Work through the material below line by line and say how many lines include the word "Karena". Only the number, please.

Task input:
◆ ◆ ◆ ◆ ◆ ◆ ◆

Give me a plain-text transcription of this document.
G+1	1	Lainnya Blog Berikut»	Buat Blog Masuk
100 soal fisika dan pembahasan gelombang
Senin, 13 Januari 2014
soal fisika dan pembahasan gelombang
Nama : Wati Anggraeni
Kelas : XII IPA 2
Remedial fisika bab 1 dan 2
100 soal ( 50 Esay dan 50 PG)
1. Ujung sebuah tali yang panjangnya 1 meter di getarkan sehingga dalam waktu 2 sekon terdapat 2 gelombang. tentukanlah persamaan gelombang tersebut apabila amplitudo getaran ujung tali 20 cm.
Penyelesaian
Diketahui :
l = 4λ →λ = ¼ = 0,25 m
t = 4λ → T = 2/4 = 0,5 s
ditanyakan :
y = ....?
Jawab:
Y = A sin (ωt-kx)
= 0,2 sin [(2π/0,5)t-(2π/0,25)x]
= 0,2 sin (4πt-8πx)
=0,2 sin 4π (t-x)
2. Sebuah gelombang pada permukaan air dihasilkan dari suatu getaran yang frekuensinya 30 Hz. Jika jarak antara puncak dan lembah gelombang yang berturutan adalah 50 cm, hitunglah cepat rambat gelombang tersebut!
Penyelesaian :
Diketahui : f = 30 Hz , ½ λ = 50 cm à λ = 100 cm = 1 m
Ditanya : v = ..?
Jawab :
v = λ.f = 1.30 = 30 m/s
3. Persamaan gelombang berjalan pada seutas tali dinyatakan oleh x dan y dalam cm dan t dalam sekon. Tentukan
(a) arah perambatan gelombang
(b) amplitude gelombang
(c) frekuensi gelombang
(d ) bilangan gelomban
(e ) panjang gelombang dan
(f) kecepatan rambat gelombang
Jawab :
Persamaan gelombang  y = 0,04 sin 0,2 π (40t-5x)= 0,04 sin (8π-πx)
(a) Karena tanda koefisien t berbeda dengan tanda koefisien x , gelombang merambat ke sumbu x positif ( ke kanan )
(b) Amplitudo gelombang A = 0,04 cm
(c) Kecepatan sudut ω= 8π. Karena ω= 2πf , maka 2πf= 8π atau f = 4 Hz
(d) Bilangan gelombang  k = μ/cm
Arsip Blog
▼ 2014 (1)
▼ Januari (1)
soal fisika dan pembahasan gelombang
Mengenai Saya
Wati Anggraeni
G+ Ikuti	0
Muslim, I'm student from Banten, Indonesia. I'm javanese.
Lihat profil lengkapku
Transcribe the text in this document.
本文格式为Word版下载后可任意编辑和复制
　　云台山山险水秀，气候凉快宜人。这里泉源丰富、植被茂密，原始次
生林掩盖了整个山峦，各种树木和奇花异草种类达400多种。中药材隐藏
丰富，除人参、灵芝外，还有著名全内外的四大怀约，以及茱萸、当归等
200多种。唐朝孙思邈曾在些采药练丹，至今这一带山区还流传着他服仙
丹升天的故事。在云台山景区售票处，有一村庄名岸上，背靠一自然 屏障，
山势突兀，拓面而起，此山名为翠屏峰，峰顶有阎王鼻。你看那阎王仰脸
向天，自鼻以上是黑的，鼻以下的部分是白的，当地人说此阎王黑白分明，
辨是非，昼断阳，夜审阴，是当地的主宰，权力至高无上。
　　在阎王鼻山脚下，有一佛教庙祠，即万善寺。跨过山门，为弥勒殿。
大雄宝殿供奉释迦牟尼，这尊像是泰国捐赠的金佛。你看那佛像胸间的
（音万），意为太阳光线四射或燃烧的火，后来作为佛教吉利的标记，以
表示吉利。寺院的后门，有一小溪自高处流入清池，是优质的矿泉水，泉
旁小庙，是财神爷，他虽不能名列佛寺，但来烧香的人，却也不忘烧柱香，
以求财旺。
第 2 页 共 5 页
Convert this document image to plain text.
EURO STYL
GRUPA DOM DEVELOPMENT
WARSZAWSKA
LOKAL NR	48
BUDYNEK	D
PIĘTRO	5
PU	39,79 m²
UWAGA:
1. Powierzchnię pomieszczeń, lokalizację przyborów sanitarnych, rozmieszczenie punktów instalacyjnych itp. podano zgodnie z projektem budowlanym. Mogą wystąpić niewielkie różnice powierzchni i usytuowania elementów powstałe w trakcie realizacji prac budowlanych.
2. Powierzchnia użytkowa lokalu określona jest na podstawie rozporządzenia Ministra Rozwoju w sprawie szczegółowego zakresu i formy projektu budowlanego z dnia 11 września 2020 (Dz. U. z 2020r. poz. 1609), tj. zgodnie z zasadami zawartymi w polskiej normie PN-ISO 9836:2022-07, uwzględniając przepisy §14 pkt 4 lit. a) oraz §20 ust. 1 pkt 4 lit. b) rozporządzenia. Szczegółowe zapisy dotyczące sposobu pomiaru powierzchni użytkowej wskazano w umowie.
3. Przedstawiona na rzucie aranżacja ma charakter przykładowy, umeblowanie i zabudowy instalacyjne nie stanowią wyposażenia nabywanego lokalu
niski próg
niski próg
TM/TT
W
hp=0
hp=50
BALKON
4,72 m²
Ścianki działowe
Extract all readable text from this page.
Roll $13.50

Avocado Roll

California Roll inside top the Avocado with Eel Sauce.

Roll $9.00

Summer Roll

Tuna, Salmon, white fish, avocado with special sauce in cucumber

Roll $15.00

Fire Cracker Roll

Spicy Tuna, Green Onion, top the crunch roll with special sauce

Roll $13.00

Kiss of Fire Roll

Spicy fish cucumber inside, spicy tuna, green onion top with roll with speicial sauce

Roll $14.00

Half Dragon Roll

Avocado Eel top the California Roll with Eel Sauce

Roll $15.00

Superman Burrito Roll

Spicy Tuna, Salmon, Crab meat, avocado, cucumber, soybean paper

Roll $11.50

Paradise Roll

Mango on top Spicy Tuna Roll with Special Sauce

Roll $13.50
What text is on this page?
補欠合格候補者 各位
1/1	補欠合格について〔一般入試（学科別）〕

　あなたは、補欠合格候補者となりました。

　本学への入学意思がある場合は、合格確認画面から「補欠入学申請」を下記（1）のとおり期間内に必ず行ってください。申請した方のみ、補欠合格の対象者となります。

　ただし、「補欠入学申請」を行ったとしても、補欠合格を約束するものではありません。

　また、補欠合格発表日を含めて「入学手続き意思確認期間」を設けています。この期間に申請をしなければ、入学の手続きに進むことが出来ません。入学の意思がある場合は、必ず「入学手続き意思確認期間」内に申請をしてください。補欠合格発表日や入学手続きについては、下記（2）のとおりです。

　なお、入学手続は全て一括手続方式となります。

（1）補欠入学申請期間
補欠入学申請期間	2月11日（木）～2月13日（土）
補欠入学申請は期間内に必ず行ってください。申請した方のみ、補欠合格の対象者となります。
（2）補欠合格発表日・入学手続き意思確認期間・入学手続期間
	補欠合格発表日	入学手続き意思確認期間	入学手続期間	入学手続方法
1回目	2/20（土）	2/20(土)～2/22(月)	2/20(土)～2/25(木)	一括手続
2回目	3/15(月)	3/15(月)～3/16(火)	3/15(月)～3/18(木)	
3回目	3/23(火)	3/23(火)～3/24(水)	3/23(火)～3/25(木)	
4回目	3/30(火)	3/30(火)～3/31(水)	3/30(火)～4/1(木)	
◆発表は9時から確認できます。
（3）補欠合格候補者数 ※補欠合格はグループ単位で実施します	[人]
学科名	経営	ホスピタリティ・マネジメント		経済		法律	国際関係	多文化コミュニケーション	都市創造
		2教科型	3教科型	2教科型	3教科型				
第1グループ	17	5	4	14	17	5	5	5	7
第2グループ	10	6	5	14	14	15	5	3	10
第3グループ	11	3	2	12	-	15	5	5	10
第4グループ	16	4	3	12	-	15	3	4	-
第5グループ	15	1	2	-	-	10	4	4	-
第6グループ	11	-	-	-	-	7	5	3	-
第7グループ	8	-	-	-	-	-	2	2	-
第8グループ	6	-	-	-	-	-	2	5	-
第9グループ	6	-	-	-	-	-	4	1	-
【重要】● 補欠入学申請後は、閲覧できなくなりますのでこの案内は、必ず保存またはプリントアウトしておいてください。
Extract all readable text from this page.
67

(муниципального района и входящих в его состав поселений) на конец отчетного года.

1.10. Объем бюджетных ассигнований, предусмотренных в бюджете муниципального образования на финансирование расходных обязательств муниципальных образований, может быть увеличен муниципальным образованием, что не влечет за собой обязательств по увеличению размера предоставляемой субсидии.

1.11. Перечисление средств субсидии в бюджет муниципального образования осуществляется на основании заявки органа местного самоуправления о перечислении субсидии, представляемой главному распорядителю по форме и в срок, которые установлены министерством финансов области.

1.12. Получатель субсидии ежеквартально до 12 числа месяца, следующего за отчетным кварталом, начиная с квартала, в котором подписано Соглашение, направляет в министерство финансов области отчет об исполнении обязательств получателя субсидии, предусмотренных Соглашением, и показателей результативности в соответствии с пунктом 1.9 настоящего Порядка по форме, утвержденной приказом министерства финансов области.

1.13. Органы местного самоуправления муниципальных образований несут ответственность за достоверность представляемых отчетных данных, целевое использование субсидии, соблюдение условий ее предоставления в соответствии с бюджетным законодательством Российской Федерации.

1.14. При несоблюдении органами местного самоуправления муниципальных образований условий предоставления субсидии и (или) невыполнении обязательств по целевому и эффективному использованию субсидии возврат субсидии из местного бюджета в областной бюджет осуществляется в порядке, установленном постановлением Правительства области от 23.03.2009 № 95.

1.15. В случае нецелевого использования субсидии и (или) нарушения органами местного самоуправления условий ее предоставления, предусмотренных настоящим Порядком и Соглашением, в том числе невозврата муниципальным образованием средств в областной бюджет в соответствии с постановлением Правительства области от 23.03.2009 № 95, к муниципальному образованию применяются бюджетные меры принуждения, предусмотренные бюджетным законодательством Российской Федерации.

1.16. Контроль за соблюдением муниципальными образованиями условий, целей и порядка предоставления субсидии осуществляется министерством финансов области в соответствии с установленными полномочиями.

◆ ◆ ◆ ◆ ◆ ◆ ◆

Completed task:
2